掲載文 >>
╔══
私たちは変化の激しい社会のなかで生きている。そのなかで、自分はどうありたいのか、何をするべきなのかという問いはこれまで以上に重要な意味を帯びてくる。それを突きつめて考えた先には、きっと創りたい未来があるはずだ。プレゼンは、その未来を実現するための強力な武器になり得る。

本書を読み終えると、単にプレゼンのノウハウを知ったということにとどまらず、自分が伝えたい想いは何か、創りたい未来はどんなものかという本質的な問いについて考えざるを得ないだろう。

ライター画像
池田友美

著者

伊藤羊一(いとう よういち)
ヤフー株式会社コーポレートエバンジェリスト、Yahoo!アカデミア学長。株式会社ウェイウェイ代表取締役。1967年、東京都に生まれる。東京大学経済学部卒業後、日本興業銀行に入行。2003年、プラス株式会社に転じ、事業部門であるジョインテックスカンパニーにてロジスティクス再編、事業再編などを担当し、2011年より執行役員マーケティング本部長、2012年より同ヴァイスプレジデントとして事業全般を統括する。2015年にヤフー株式会社に転じ、次世代リーダー育成を行うだけでなく、グロービス経営大学院客員教授として教壇に立つほか、大手企業で様々な講演・研修を実施している。著書には、『1分で話せ 世界のトップが絶賛した大事なことだけシンプルに伝える技術』『「わかってはいるけど動けない」人のための 0秒で動け』(ともにSBクリエイティブ)、『やりたいことなんて、なくていい。将来の不安と焦りがなくなるキャリア講義』(PHP研究所)などがある。
╚══
データセット >>
╔══
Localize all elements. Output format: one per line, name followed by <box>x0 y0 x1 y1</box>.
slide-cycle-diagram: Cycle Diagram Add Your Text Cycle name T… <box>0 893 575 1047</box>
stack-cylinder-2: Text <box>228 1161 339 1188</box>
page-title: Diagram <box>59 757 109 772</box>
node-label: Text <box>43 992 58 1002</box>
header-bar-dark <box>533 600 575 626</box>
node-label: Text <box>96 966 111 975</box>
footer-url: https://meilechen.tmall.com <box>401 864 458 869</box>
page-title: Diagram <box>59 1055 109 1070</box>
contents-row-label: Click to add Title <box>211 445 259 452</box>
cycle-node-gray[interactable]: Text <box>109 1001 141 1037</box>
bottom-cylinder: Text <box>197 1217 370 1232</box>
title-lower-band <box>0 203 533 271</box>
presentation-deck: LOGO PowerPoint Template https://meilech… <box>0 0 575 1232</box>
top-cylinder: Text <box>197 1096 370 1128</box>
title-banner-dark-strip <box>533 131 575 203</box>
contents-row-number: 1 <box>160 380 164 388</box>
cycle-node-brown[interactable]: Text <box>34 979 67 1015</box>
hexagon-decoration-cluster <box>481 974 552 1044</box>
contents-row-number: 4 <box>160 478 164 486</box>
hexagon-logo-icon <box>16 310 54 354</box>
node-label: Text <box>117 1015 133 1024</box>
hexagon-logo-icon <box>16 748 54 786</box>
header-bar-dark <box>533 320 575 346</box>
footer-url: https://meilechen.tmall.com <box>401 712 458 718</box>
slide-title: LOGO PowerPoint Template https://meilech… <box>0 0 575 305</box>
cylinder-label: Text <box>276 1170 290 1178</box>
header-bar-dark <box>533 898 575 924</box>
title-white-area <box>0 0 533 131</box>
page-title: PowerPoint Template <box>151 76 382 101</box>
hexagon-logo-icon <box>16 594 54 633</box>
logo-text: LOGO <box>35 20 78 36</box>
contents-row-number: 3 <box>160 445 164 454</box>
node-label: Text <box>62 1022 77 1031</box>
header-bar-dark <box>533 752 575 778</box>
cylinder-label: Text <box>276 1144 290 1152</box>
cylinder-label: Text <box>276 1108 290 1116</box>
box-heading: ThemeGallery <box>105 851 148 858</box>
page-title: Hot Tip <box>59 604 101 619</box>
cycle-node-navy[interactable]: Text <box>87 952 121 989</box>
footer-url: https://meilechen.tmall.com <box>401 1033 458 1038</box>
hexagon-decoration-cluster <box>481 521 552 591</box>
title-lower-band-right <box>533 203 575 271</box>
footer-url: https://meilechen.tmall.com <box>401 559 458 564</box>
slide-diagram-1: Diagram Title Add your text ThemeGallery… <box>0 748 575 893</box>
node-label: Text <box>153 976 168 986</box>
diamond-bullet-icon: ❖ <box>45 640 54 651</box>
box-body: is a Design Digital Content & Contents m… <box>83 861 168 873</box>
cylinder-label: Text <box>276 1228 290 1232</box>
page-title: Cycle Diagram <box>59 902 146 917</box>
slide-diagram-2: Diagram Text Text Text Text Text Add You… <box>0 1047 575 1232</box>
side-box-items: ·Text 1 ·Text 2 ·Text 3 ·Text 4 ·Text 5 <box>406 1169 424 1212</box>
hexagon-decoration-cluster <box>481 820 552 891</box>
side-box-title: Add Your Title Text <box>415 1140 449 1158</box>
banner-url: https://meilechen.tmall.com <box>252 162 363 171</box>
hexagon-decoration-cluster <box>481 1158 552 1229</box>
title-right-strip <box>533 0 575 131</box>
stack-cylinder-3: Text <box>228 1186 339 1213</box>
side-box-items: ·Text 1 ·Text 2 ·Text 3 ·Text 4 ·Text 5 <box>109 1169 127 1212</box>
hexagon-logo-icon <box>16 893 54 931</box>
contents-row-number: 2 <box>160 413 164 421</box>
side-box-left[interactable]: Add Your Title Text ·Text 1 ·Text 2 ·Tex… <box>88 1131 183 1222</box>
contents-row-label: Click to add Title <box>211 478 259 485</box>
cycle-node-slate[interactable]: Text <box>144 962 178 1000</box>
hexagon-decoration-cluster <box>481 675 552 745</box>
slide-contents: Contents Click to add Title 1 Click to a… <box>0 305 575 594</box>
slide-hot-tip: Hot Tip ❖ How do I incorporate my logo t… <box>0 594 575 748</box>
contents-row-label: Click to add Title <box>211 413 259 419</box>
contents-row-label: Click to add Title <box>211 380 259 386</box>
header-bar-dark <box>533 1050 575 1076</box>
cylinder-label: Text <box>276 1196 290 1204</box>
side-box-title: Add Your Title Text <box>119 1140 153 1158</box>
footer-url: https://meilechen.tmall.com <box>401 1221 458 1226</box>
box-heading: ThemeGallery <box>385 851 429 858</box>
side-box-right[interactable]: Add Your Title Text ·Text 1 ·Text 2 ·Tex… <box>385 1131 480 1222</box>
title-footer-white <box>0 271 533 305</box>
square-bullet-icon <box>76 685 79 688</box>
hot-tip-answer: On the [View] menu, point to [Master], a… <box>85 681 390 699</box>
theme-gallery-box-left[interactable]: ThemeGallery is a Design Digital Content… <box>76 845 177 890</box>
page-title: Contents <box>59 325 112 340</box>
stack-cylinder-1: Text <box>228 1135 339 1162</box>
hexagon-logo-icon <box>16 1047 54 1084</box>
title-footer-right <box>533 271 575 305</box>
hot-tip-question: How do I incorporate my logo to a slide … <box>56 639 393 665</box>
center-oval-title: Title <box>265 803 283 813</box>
╚══
課題一覧 >>
1. 掲載文によると、「自分はどうありたいのか、何をするべきなのか」という問いがこれまで以上に重要な意味を帯びるのはなぜか。一文で答えよ。
2. 掲載文で著者の著書として書名が挙げられているものをすべて書き出せ。

解答 >>
1. 私たちが変化の激しい社会のなかで生きているからである。

2.
・『1分で話せ 世界のトップが絶賛した大事なことだけシンプルに伝える技術』
・『「わかってはいるけど動けない」人のための 0秒で動け』
・『やりたいことなんて、なくていい。将来の不安と焦りがなくなるキャリア講義』